Written request — Write out each record again exactly as it stands.

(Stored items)
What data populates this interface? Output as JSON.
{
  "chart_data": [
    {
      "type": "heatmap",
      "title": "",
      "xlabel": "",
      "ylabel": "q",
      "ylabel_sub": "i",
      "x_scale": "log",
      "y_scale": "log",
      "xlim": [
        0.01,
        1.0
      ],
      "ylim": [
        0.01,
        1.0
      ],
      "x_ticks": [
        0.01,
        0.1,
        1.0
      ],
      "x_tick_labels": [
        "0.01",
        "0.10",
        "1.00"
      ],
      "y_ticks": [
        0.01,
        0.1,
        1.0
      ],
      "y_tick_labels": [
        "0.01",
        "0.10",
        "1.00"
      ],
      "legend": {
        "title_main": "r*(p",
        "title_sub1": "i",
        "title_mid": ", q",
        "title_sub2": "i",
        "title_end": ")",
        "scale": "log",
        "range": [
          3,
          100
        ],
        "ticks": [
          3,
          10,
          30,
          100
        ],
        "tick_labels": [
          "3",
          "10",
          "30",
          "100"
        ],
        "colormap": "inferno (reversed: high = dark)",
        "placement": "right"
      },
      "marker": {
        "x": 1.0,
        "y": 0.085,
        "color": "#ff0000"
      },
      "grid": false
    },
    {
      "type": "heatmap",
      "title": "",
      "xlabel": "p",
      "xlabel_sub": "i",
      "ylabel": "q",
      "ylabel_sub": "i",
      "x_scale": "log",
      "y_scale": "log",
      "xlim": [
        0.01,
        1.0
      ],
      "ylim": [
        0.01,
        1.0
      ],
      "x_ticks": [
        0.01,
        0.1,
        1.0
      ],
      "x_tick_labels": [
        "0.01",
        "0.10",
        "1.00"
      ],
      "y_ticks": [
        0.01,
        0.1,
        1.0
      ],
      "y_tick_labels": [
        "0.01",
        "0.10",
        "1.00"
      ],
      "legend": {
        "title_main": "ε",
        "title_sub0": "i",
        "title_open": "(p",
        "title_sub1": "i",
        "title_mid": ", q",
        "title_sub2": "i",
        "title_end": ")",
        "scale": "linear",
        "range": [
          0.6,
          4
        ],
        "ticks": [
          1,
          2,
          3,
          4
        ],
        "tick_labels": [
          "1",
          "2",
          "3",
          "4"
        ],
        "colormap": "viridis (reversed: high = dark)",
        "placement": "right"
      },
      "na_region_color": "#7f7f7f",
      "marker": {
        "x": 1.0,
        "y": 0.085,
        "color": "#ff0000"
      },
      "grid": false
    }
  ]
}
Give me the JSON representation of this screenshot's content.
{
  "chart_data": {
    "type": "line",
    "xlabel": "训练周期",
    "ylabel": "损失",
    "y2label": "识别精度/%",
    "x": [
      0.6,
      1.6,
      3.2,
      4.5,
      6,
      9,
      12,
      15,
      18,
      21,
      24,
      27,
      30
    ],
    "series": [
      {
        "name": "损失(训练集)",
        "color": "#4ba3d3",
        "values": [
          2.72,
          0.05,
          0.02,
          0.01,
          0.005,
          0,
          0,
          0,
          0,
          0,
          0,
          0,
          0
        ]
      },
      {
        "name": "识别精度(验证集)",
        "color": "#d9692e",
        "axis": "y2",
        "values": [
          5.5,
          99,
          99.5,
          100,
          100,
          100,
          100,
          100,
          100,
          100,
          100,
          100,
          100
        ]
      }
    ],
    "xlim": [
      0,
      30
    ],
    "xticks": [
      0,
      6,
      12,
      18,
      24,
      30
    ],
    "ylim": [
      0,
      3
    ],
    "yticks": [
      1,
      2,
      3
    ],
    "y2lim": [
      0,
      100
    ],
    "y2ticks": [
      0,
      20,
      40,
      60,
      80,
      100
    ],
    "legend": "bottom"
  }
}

Exercise answer —
What data populates this interface? Output as JSON.
{
  "chart_data": [
    {
      "type": "heatmap",
      "title": "",
      "xlabel": "",
      "ylabel": "q",
      "ylabel_sub": "i",
      "x_scale": "log",
      "y_scale": "log",
      "xlim": [
        0.01,
        1.0
      ],
      "ylim": [
        0.01,
        1.0
      ],
      "x_ticks": [
        0.01,
        0.1,
        1.0
      ],
      "x_tick_labels": [
        "0.01",
        "0.10",
        "1.00"
      ],
      "y_ticks": [
        0.01,
        0.1,
        1.0
      ],
      "y_tick_labels": [
        "0.01",
        "0.10",
        "1.00"
      ],
      "legend": {
        "title_main": "r*(p",
        "title_sub1": "i",
        "title_mid": ", q",
        "title_sub2": "i",
        "title_end": ")",
        "scale": "log",
        "range": [
          3,
          100
        ],
        "ticks": [
          3,
          10,
          30,
          100
        ],
        "tick_labels": [
          "3",
          "10",
          "30",
          "100"
        ],
        "colormap": "inferno (reversed: high = dark)",
        "placement": "right"
      },
      "marker": {
        "x": 1.0,
        "y": 0.085,
        "color": "#ff0000"
      },
      "grid": false
    },
    {
      "type": "heatmap",
      "title": "",
      "xlabel": "p",
      "xlabel_sub": "i",
      "ylabel": "q",
      "ylabel_sub": "i",
      "x_scale": "log",
      "y_scale": "log",
      "xlim": [
        0.01,
        1.0
      ],
      "ylim": [
        0.01,
        1.0
      ],
      "x_ticks": [
        0.01,
        0.1,
        1.0
      ],
      "x_tick_labels": [
        "0.01",
        "0.10",
        "1.00"
      ],
      "y_ticks": [
        0.01,
        0.1,
        1.0
      ],
      "y_tick_labels": [
        "0.01",
        "0.10",
        "1.00"
      ],
      "legend": {
        "title_main": "ε",
        "title_sub0": "i",
        "title_open": "(p",
        "title_sub1": "i",
        "title_mid": ", q",
        "title_sub2": "i",
        "title_end": ")",
        "scale": "linear",
        "range": [
          0.6,
          4
        ],
        "ticks": [
          1,
          2,
          3,
          4
        ],
        "tick_labels": [
          "1",
          "2",
          "3",
          "4"
        ],
        "colormap": "viridis (reversed: high = dark)",
        "placement": "right"
      },
      "na_region_color": "#7f7f7f",
      "marker": {
        "x": 1.0,
        "y": 0.085,
        "color": "#ff0000"
      },
      "grid": false
    }
  ]
}
Give me the JSON representation of this screenshot's content.
{
  "chart_data": {
    "type": "line",
    "xlabel": "训练周期",
    "ylabel": "损失",
    "y2label": "识别精度/%",
    "x": [
      0.6,
      1.6,
      3.2,
      4.5,
      6,
      9,
      12,
      15,
      18,
      21,
      24,
      27,
      30
    ],
    "series": [
      {
        "name": "损失(训练集)",
        "color": "#4ba3d3",
        "values": [
          2.72,
          0.05,
          0.02,
          0.01,
          0.005,
          0,
          0,
          0,
          0,
          0,
          0,
          0,
          0
        ]
      },
      {
        "name": "识别精度(验证集)",
        "color": "#d9692e",
        "axis": "y2",
        "values": [
          5.5,
          99,
          99.5,
          100,
          100,
          100,
          100,
          100,
          100,
          100,
          100,
          100,
          100
        ]
      }
    ],
    "xlim": [
      0,
      30
    ],
    "xticks": [
      0,
      6,
      12,
      18,
      24,
      30
    ],
    "ylim": [
      0,
      3
    ],
    "yticks": [
      1,
      2,
      3
    ],
    "y2lim": [
      0,
      100
    ],
    "y2ticks": [
      0,
      20,
      40,
      60,
      80,
      100
    ],
    "legend": "bottom"
  }
}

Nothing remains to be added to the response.